PROBLEM DETAILS: Copy every line that holds "weight".
───
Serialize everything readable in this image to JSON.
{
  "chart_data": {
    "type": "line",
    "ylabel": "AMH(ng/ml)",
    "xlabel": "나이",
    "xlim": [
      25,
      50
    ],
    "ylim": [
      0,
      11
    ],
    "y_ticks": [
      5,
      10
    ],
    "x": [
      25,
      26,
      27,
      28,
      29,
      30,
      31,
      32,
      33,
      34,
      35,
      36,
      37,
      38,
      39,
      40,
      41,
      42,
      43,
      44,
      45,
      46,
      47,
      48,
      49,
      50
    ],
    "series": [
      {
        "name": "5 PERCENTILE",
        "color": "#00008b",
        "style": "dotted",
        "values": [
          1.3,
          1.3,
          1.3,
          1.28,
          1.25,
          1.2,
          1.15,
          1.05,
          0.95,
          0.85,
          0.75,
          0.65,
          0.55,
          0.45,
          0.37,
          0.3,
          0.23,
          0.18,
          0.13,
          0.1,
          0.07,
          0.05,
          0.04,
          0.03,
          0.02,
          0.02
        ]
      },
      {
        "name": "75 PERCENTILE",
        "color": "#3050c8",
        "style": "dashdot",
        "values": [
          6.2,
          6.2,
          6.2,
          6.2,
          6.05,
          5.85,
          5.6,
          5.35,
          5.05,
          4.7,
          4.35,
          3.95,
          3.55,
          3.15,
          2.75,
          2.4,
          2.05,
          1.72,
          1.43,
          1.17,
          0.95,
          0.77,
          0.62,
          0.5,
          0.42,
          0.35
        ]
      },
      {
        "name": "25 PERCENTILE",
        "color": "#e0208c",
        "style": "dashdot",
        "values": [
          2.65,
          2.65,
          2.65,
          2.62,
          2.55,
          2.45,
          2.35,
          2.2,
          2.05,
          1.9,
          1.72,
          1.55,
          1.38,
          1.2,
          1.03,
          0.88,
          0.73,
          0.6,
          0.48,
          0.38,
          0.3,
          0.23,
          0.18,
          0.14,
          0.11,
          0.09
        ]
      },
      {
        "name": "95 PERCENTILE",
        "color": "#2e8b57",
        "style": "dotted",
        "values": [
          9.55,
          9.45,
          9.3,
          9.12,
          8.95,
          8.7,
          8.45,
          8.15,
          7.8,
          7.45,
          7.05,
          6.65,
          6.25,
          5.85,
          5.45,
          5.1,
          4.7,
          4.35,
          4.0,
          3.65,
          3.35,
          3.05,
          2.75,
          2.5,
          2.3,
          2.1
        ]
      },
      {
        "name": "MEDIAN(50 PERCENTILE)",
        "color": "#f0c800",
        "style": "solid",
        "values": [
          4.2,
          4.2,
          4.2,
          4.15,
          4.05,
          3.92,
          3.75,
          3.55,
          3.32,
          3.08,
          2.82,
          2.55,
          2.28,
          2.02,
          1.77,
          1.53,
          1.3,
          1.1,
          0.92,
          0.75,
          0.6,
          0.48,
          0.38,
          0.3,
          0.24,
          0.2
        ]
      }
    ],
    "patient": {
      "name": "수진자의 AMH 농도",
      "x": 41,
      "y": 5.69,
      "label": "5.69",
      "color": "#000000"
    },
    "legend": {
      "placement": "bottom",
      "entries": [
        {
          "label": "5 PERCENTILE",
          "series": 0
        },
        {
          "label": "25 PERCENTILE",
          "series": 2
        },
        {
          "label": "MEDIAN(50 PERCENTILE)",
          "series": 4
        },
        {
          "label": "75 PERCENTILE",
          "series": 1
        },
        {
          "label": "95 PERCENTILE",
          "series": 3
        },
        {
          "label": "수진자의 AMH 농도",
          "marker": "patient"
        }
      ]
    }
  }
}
───
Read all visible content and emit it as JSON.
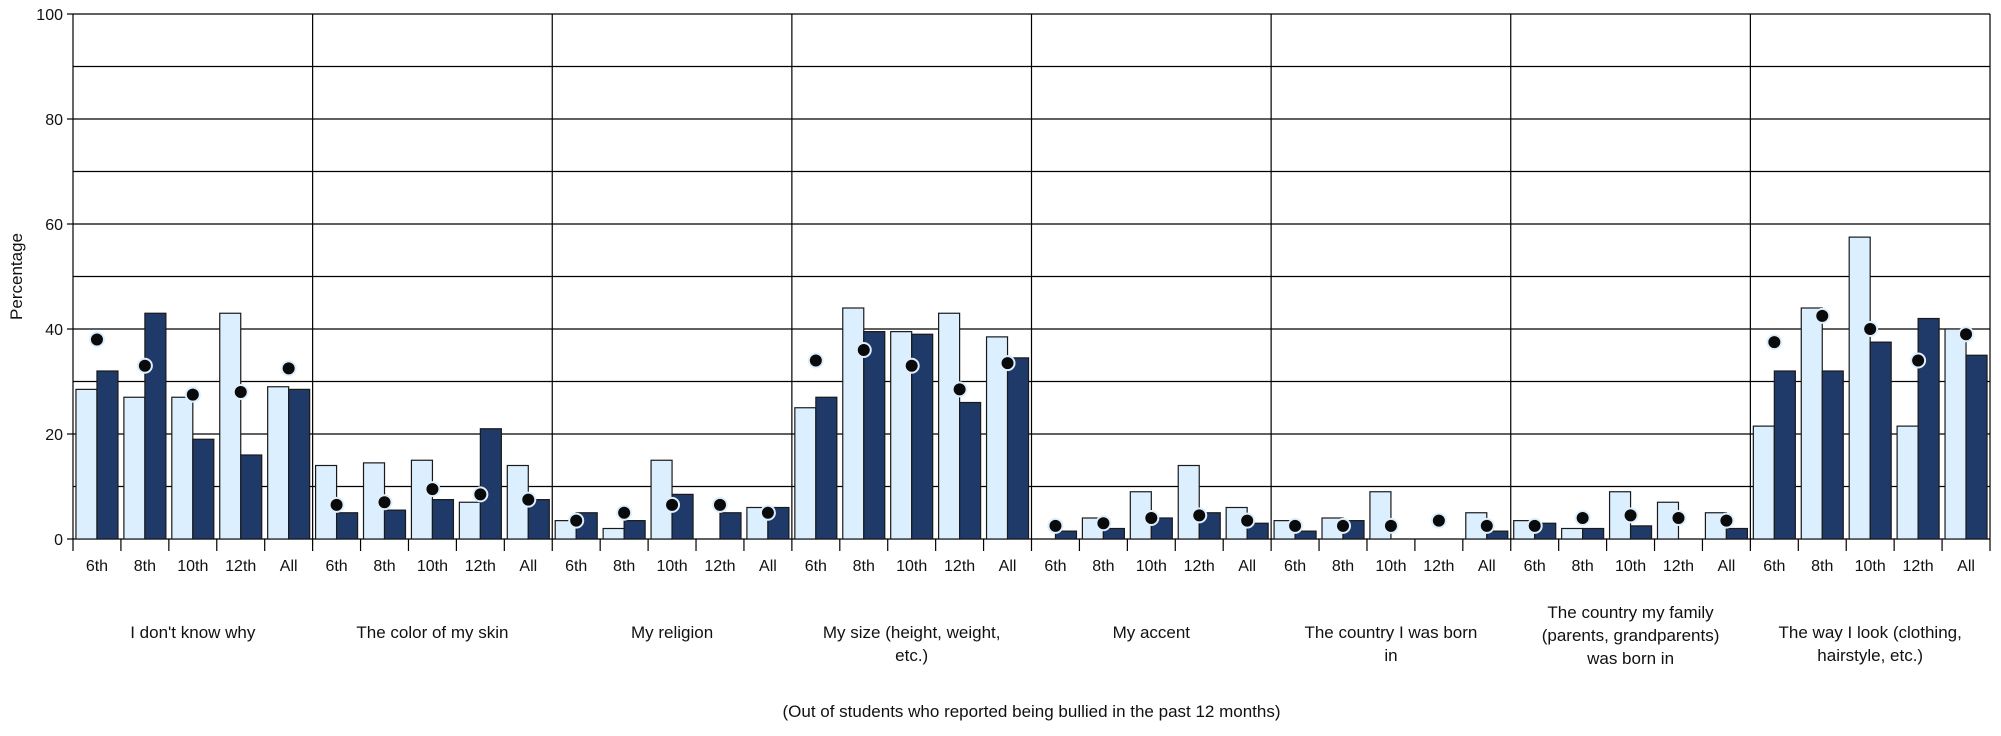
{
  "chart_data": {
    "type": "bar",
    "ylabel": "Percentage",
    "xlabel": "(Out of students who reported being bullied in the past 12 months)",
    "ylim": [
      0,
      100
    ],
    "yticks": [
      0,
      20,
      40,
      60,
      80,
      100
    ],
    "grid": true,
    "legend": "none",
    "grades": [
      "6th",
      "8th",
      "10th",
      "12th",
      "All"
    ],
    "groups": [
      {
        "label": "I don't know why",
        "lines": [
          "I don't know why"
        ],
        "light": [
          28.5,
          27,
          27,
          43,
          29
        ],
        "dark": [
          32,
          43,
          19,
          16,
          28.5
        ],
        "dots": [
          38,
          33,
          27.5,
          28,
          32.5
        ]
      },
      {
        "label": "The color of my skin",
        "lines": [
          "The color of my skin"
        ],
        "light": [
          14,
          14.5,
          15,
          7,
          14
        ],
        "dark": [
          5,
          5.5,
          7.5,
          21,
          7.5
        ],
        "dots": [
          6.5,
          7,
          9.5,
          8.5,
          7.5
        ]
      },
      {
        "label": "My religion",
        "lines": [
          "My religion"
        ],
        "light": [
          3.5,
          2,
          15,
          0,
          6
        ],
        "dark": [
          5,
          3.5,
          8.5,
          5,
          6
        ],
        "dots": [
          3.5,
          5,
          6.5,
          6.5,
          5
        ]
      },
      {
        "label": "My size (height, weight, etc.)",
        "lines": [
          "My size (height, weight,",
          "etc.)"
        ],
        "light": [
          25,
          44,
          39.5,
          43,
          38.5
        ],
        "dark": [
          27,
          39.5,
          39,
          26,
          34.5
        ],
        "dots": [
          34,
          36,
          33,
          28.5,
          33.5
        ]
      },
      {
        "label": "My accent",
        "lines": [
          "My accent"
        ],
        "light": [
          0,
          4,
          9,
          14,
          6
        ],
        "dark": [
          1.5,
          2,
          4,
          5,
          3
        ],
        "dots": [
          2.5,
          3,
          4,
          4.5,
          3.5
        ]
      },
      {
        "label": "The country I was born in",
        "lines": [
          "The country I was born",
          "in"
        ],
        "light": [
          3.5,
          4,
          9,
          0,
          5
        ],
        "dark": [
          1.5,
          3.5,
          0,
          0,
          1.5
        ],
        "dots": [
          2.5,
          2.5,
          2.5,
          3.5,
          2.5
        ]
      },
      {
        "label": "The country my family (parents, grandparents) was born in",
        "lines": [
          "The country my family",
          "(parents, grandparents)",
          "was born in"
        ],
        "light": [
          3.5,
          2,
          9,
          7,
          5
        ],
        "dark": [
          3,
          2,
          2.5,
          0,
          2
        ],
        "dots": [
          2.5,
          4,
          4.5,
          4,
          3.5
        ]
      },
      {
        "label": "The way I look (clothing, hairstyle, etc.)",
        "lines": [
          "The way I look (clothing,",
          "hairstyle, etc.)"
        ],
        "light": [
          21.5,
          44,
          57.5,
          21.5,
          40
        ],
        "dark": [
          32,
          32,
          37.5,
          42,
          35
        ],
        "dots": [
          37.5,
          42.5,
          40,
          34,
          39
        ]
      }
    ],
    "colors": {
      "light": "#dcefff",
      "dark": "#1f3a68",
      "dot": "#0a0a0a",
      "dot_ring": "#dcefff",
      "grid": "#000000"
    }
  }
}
───
WRITTEN SOLUTION:
        "label": "My size (height, weight, etc.)",
          "My size (height, weight,",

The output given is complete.